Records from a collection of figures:

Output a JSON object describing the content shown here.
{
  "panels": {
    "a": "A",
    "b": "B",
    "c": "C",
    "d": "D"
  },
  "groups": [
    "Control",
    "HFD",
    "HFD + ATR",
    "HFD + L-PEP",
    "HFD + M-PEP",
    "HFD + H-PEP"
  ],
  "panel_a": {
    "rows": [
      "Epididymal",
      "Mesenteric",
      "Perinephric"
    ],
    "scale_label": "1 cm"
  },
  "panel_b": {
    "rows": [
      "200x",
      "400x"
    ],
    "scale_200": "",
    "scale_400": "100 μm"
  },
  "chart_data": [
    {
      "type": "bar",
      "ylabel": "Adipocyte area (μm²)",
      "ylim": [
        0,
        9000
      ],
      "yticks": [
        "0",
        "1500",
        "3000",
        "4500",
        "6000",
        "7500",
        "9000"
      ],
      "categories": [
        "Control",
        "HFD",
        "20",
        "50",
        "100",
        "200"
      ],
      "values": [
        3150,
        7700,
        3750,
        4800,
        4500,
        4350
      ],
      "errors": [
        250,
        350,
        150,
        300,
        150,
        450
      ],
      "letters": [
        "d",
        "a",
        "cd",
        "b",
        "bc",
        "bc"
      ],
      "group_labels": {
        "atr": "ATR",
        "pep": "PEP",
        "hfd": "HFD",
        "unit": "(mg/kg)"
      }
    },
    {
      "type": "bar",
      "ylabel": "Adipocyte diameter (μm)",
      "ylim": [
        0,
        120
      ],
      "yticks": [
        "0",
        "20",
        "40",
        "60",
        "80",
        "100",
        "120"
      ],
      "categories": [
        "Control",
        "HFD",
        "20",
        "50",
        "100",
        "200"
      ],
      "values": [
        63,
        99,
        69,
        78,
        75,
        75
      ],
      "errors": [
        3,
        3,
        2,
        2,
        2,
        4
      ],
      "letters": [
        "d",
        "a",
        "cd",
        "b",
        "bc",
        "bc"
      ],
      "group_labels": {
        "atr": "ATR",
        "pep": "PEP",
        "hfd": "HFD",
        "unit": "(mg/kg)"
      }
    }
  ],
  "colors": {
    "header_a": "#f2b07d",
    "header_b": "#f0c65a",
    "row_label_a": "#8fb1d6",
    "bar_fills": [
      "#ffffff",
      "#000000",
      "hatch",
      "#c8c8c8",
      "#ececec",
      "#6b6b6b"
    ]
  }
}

### [TASK PROMPT]
Your task is to output all of the data above word for word.

### [ANSWER FOR THIS EXERCISE]
Output a JSON object describing the content shown here.
{
  "panels": {
    "a": "A",
    "b": "B",
    "c": "C",
    "d": "D"
  },
  "groups": [
    "Control",
    "HFD",
    "HFD + ATR",
    "HFD + L-PEP",
    "HFD + M-PEP",
    "HFD + H-PEP"
  ],
  "panel_a": {
    "rows": [
      "Epididymal",
      "Mesenteric",
      "Perinephric"
    ],
    "scale_label": "1 cm"
  },
  "panel_b": {
    "rows": [
      "200x",
      "400x"
    ],
    "scale_200": "",
    "scale_400": "100 μm"
  },
  "chart_data": [
    {
      "type": "bar",
      "ylabel": "Adipocyte area (μm²)",
      "ylim": [
        0,
        9000
      ],
      "yticks": [
        "0",
        "1500",
        "3000",
        "4500",
        "6000",
        "7500",
        "9000"
      ],
      "categories": [
        "Control",
        "HFD",
        "20",
        "50",
        "100",
        "200"
      ],
      "values": [
        3150,
        7700,
        3750,
        4800,
        4500,
        4350
      ],
      "errors": [
        250,
        350,
        150,
        300,
        150,
        450
      ],
      "letters": [
        "d",
        "a",
        "cd",
        "b",
        "bc",
        "bc"
      ],
      "group_labels": {
        "atr": "ATR",
        "pep": "PEP",
        "hfd": "HFD",
        "unit": "(mg/kg)"
      }
    },
    {
      "type": "bar",
      "ylabel": "Adipocyte diameter (μm)",
      "ylim": [
        0,
        120
      ],
      "yticks": [
        "0",
        "20",
        "40",
        "60",
        "80",
        "100",
        "120"
      ],
      "categories": [
        "Control",
        "HFD",
        "20",
        "50",
        "100",
        "200"
      ],
      "values": [
        63,
        99,
        69,
        78,
        75,
        75
      ],
      "errors": [
        3,
        3,
        2,
        2,
        2,
        4
      ],
      "letters": [
        "d",
        "a",
        "cd",
        "b",
        "bc",
        "bc"
      ],
      "group_labels": {
        "atr": "ATR",
        "pep": "PEP",
        "hfd": "HFD",
        "unit": "(mg/kg)"
      }
    }
  ],
  "colors": {
    "header_a": "#f2b07d",
    "header_b": "#f0c65a",
    "row_label_a": "#8fb1d6",
    "bar_fills": [
      "#ffffff",
      "#000000",
      "hatch",
      "#c8c8c8",
      "#ececec",
      "#6b6b6b"
    ]
  }
}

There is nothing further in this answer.